» What you need to do:
The records below are to be quoted in full; please keep every word exact.
-- START OF Exercise data --
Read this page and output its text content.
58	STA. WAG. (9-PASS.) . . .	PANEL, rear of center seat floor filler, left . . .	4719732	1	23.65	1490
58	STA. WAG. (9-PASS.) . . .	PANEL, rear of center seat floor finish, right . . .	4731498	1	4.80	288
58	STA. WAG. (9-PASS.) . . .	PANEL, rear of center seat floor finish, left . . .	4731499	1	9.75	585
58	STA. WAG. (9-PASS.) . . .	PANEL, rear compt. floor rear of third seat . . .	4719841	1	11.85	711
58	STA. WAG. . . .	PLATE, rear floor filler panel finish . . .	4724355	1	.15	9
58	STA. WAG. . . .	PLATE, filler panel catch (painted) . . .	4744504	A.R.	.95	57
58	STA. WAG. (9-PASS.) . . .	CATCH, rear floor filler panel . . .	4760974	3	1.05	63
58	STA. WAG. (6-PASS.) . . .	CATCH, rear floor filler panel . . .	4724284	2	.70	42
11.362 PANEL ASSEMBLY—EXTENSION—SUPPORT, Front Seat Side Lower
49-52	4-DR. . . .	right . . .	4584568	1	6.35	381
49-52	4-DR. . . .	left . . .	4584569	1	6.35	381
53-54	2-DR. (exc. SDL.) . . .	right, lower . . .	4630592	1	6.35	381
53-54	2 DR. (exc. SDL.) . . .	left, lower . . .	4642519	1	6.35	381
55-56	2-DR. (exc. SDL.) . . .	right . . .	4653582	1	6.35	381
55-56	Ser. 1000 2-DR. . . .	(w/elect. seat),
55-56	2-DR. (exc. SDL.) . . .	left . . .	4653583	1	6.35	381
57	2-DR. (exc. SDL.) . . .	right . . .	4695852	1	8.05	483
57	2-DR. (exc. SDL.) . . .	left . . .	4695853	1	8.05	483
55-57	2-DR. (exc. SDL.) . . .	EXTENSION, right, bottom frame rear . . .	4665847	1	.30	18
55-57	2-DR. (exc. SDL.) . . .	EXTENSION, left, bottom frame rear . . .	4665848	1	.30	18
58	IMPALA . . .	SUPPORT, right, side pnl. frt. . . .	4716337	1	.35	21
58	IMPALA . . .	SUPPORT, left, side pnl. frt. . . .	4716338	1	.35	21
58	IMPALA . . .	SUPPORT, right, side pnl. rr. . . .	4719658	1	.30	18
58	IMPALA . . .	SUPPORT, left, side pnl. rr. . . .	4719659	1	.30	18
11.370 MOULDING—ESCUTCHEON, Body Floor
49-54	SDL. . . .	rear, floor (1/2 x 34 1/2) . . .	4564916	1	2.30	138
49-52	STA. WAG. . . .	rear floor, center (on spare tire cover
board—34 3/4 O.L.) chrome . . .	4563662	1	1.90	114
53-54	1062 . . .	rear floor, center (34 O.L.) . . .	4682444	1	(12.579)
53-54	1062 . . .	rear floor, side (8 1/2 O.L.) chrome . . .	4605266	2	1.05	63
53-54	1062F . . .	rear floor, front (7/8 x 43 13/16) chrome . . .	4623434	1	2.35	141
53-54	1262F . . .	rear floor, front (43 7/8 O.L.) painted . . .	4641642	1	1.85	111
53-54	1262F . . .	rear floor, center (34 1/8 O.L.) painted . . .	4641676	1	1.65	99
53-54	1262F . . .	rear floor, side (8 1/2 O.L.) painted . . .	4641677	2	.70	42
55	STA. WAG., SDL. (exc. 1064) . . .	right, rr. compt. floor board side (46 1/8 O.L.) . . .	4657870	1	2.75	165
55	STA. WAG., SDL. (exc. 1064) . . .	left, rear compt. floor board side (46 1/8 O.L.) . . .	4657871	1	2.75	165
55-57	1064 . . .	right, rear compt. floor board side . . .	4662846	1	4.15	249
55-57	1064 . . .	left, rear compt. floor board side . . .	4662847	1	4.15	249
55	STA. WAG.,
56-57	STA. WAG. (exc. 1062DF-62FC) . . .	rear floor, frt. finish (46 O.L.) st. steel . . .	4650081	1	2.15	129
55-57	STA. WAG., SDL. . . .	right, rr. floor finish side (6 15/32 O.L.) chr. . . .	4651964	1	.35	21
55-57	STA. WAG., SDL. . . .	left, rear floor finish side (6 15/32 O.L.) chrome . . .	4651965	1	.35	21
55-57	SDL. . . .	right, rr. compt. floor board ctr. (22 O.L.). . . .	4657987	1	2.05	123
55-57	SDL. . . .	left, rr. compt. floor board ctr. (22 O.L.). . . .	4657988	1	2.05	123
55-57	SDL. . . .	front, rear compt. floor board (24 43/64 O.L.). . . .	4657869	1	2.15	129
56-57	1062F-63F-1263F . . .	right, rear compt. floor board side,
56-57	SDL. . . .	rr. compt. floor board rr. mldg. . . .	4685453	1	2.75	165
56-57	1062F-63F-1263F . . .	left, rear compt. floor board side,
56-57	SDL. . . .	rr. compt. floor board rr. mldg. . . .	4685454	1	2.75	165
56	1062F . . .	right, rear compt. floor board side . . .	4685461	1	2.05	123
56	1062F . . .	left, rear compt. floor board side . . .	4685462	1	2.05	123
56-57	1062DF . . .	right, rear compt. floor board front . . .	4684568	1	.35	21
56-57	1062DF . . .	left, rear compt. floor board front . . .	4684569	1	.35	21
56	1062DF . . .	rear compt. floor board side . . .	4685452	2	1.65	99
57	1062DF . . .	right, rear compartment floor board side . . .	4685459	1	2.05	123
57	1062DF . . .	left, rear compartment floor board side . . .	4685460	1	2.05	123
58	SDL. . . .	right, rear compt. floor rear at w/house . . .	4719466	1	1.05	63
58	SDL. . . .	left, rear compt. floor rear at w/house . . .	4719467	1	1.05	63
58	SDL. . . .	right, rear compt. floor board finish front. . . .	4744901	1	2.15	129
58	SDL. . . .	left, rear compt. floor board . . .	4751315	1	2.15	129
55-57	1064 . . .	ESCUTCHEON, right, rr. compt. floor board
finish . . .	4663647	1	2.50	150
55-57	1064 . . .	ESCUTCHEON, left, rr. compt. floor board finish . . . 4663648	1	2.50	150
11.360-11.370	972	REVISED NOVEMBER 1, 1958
-- END OF Exercise data --
» Finished answer:
Read this page and output its text content.
58	STA. WAG. (9-PASS.) . . .	PANEL, rear of center seat floor filler, left . . .	4719732	1	23.65	1490
58	STA. WAG. (9-PASS.) . . .	PANEL, rear of center seat floor finish, right . . .	4731498	1	4.80	288
58	STA. WAG. (9-PASS.) . . .	PANEL, rear of center seat floor finish, left . . .	4731499	1	9.75	585
58	STA. WAG. (9-PASS.) . . .	PANEL, rear compt. floor rear of third seat . . .	4719841	1	11.85	711
58	STA. WAG. . . .	PLATE, rear floor filler panel finish . . .	4724355	1	.15	9
58	STA. WAG. . . .	PLATE, filler panel catch (painted) . . .	4744504	A.R.	.95	57
58	STA. WAG. (9-PASS.) . . .	CATCH, rear floor filler panel . . .	4760974	3	1.05	63
58	STA. WAG. (6-PASS.) . . .	CATCH, rear floor filler panel . . .	4724284	2	.70	42
11.362 PANEL ASSEMBLY—EXTENSION—SUPPORT, Front Seat Side Lower
49-52	4-DR. . . .	right . . .	4584568	1	6.35	381
49-52	4-DR. . . .	left . . .	4584569	1	6.35	381
53-54	2-DR. (exc. SDL.) . . .	right, lower . . .	4630592	1	6.35	381
53-54	2 DR. (exc. SDL.) . . .	left, lower . . .	4642519	1	6.35	381
55-56	2-DR. (exc. SDL.) . . .	right . . .	4653582	1	6.35	381
55-56	Ser. 1000 2-DR. . . .	(w/elect. seat),
55-56	2-DR. (exc. SDL.) . . .	left . . .	4653583	1	6.35	381
57	2-DR. (exc. SDL.) . . .	right . . .	4695852	1	8.05	483
57	2-DR. (exc. SDL.) . . .	left . . .	4695853	1	8.05	483
55-57	2-DR. (exc. SDL.) . . .	EXTENSION, right, bottom frame rear . . .	4665847	1	.30	18
55-57	2-DR. (exc. SDL.) . . .	EXTENSION, left, bottom frame rear . . .	4665848	1	.30	18
58	IMPALA . . .	SUPPORT, right, side pnl. frt. . . .	4716337	1	.35	21
58	IMPALA . . .	SUPPORT, left, side pnl. frt. . . .	4716338	1	.35	21
58	IMPALA . . .	SUPPORT, right, side pnl. rr. . . .	4719658	1	.30	18
58	IMPALA . . .	SUPPORT, left, side pnl. rr. . . .	4719659	1	.30	18
11.370 MOULDING—ESCUTCHEON, Body Floor
49-54	SDL. . . .	rear, floor (1/2 x 34 1/2) . . .	4564916	1	2.30	138
49-52	STA. WAG. . . .	rear floor, center (on spare tire cover
board—34 3/4 O.L.) chrome . . .	4563662	1	1.90	114
53-54	1062 . . .	rear floor, center (34 O.L.) . . .	4682444	1	(12.579)
53-54	1062 . . .	rear floor, side (8 1/2 O.L.) chrome . . .	4605266	2	1.05	63
53-54	1062F . . .	rear floor, front (7/8 x 43 13/16) chrome . . .	4623434	1	2.35	141
53-54	1262F . . .	rear floor, front (43 7/8 O.L.) painted . . .	4641642	1	1.85	111
53-54	1262F . . .	rear floor, center (34 1/8 O.L.) painted . . .	4641676	1	1.65	99
53-54	1262F . . .	rear floor, side (8 1/2 O.L.) painted . . .	4641677	2	.70	42
55	STA. WAG., SDL. (exc. 1064) . . .	right, rr. compt. floor board side (46 1/8 O.L.) . . .	4657870	1	2.75	165
55	STA. WAG., SDL. (exc. 1064) . . .	left, rear compt. floor board side (46 1/8 O.L.) . . .	4657871	1	2.75	165
55-57	1064 . . .	right, rear compt. floor board side . . .	4662846	1	4.15	249
55-57	1064 . . .	left, rear compt. floor board side . . .	4662847	1	4.15	249
55	STA. WAG.,
56-57	STA. WAG. (exc. 1062DF-62FC) . . .	rear floor, frt. finish (46 O.L.) st. steel . . .	4650081	1	2.15	129
55-57	STA. WAG., SDL. . . .	right, rr. floor finish side (6 15/32 O.L.) chr. . . .	4651964	1	.35	21
55-57	STA. WAG., SDL. . . .	left, rear floor finish side (6 15/32 O.L.) chrome . . .	4651965	1	.35	21
55-57	SDL. . . .	right, rr. compt. floor board ctr. (22 O.L.). . . .	4657987	1	2.05	123
55-57	SDL. . . .	left, rr. compt. floor board ctr. (22 O.L.). . . .	4657988	1	2.05	123
55-57	SDL. . . .	front, rear compt. floor board (24 43/64 O.L.). . . .	4657869	1	2.15	129
56-57	1062F-63F-1263F . . .	right, rear compt. floor board side,
56-57	SDL. . . .	rr. compt. floor board rr. mldg. . . .	4685453	1	2.75	165
56-57	1062F-63F-1263F . . .	left, rear compt. floor board side,
56-57	SDL. . . .	rr. compt. floor board rr. mldg. . . .	4685454	1	2.75	165
56	1062F . . .	right, rear compt. floor board side . . .	4685461	1	2.05	123
56	1062F . . .	left, rear compt. floor board side . . .	4685462	1	2.05	123
56-57	1062DF . . .	right, rear compt. floor board front . . .	4684568	1	.35	21
56-57	1062DF . . .	left, rear compt. floor board front . . .	4684569	1	.35	21
56	1062DF . . .	rear compt. floor board side . . .	4685452	2	1.65	99
57	1062DF . . .	right, rear compartment floor board side . . .	4685459	1	2.05	123
57	1062DF . . .	left, rear compartment floor board side . . .	4685460	1	2.05	123
58	SDL. . . .	right, rear compt. floor rear at w/house . . .	4719466	1	1.05	63
58	SDL. . . .	left, rear compt. floor rear at w/house . . .	4719467	1	1.05	63
58	SDL. . . .	right, rear compt. floor board finish front. . . .	4744901	1	2.15	129
58	SDL. . . .	left, rear compt. floor board . . .	4751315	1	2.15	129
55-57	1064 . . .	ESCUTCHEON, right, rr. compt. floor board
finish . . .	4663647	1	2.50	150
55-57	1064 . . .	ESCUTCHEON, left, rr. compt. floor board finish . . . 4663648	1	2.50	150
11.360-11.370	972	REVISED NOVEMBER 1, 1958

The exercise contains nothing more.